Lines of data

※

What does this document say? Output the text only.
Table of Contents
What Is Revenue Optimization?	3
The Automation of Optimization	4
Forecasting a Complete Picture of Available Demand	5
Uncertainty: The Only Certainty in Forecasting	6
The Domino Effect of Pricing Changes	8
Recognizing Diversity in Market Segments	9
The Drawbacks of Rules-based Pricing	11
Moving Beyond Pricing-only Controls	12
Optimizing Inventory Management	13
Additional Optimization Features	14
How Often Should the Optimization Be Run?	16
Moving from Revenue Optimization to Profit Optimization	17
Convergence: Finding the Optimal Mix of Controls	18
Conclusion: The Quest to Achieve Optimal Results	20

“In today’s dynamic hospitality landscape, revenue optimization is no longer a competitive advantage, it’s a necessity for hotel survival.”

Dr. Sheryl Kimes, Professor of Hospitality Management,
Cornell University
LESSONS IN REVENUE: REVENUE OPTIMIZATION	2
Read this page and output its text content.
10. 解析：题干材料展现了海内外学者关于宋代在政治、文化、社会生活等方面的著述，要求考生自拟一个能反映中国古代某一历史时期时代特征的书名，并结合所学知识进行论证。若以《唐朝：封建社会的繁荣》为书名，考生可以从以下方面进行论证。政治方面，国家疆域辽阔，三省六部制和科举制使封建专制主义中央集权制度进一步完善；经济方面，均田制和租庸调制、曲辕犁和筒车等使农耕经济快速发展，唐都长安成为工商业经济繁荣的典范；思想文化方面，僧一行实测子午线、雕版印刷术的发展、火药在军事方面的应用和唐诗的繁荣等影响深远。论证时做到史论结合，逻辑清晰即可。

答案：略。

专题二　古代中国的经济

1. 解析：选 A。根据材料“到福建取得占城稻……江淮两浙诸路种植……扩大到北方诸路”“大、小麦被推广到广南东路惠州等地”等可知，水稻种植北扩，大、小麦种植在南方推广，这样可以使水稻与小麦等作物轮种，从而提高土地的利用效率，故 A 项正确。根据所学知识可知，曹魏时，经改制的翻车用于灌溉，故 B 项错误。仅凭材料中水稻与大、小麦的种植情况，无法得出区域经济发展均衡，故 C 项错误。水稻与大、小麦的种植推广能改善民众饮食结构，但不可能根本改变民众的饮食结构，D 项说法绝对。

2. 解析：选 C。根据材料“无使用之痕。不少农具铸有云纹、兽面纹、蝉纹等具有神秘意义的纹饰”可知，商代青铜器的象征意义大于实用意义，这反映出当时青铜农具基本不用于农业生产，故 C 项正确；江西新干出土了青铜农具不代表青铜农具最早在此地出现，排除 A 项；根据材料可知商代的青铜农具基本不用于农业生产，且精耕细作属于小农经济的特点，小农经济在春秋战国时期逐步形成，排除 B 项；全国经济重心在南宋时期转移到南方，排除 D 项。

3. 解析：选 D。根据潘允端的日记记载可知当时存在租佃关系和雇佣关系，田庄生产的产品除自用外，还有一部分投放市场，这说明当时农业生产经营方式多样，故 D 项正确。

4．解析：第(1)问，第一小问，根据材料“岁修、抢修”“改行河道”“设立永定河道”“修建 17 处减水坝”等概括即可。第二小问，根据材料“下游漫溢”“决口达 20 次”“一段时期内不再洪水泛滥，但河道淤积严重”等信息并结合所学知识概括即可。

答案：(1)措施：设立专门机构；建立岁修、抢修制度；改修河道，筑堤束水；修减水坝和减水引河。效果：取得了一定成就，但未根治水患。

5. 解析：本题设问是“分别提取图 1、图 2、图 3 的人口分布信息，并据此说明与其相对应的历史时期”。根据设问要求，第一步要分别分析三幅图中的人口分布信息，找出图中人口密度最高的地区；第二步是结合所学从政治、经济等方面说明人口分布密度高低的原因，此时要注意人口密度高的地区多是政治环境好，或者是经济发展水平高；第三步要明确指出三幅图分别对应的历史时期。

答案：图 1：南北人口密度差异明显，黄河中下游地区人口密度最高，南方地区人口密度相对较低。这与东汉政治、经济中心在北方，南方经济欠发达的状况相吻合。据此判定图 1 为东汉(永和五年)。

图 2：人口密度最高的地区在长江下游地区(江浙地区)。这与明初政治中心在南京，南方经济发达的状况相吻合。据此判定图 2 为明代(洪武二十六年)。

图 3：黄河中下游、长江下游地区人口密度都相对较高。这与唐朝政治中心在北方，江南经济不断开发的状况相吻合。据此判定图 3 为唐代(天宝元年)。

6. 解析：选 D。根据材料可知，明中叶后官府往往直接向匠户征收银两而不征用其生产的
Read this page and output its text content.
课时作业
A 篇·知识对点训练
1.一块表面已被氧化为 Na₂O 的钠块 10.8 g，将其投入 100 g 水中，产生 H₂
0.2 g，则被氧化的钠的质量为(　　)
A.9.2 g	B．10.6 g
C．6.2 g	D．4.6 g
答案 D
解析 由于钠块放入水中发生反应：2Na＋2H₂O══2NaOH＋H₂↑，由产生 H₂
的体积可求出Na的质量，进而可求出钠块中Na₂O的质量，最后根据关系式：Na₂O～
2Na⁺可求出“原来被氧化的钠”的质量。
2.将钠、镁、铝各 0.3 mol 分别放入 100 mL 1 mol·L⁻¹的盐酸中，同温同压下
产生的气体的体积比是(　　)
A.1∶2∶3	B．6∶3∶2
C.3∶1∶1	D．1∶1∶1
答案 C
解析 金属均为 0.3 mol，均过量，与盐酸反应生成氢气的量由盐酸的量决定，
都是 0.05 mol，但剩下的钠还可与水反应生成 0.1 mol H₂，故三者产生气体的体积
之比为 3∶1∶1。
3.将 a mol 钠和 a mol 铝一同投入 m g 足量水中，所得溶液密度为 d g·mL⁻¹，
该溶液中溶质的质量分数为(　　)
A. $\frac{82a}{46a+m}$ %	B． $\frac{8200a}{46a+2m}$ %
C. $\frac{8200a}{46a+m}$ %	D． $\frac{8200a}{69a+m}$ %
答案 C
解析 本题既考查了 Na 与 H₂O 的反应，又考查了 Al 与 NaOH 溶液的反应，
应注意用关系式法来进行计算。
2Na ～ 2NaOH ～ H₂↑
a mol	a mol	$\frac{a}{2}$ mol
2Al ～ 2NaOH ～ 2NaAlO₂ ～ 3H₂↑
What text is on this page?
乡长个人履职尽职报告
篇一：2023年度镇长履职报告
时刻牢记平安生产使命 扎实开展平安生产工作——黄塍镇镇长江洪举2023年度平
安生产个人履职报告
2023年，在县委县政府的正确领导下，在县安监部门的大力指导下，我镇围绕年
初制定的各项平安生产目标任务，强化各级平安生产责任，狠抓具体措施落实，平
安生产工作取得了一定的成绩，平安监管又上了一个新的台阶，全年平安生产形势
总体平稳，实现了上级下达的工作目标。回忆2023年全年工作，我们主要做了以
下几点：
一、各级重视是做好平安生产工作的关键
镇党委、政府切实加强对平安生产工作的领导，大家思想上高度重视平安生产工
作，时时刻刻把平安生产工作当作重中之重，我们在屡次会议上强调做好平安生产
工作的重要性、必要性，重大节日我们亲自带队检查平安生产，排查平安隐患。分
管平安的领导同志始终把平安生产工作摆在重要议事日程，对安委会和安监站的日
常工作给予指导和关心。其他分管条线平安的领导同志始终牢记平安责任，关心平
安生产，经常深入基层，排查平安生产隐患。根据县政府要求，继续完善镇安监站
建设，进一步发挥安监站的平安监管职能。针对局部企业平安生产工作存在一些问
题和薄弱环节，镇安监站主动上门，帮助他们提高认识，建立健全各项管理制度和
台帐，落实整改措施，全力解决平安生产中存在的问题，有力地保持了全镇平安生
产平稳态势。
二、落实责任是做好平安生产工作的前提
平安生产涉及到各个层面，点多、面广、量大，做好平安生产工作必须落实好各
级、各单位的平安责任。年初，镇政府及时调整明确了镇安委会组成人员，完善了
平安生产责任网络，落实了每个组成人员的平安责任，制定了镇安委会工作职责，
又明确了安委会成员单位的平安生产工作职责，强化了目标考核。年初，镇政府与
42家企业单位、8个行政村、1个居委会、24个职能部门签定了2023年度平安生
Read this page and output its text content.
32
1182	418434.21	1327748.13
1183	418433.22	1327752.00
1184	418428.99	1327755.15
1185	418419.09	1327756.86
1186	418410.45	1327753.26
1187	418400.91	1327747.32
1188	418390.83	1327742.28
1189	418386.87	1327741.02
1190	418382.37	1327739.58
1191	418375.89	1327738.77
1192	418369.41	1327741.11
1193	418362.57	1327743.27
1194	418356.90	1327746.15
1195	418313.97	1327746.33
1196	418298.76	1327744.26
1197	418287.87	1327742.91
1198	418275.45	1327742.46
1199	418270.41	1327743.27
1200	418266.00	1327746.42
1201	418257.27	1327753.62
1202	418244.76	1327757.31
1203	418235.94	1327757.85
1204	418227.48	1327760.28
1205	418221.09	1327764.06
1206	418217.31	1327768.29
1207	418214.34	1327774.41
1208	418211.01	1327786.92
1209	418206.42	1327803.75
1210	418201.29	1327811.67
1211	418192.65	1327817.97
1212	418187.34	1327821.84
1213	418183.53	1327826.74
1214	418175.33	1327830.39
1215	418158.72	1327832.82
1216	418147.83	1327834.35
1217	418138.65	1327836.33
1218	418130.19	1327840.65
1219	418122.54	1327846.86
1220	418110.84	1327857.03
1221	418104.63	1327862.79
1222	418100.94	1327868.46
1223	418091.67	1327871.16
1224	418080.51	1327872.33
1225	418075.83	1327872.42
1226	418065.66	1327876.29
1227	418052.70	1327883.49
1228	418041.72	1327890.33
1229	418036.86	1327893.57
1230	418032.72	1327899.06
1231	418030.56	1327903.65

※

**EXERCISE REQUIREMENTS**
Which lines hold the word "Controls"? Return all of them from the records above.

**REPLY TO THE TASK**
Moving Beyond Pricing-only Controls	12
Convergence: Finding the Optimal Mix of Controls	18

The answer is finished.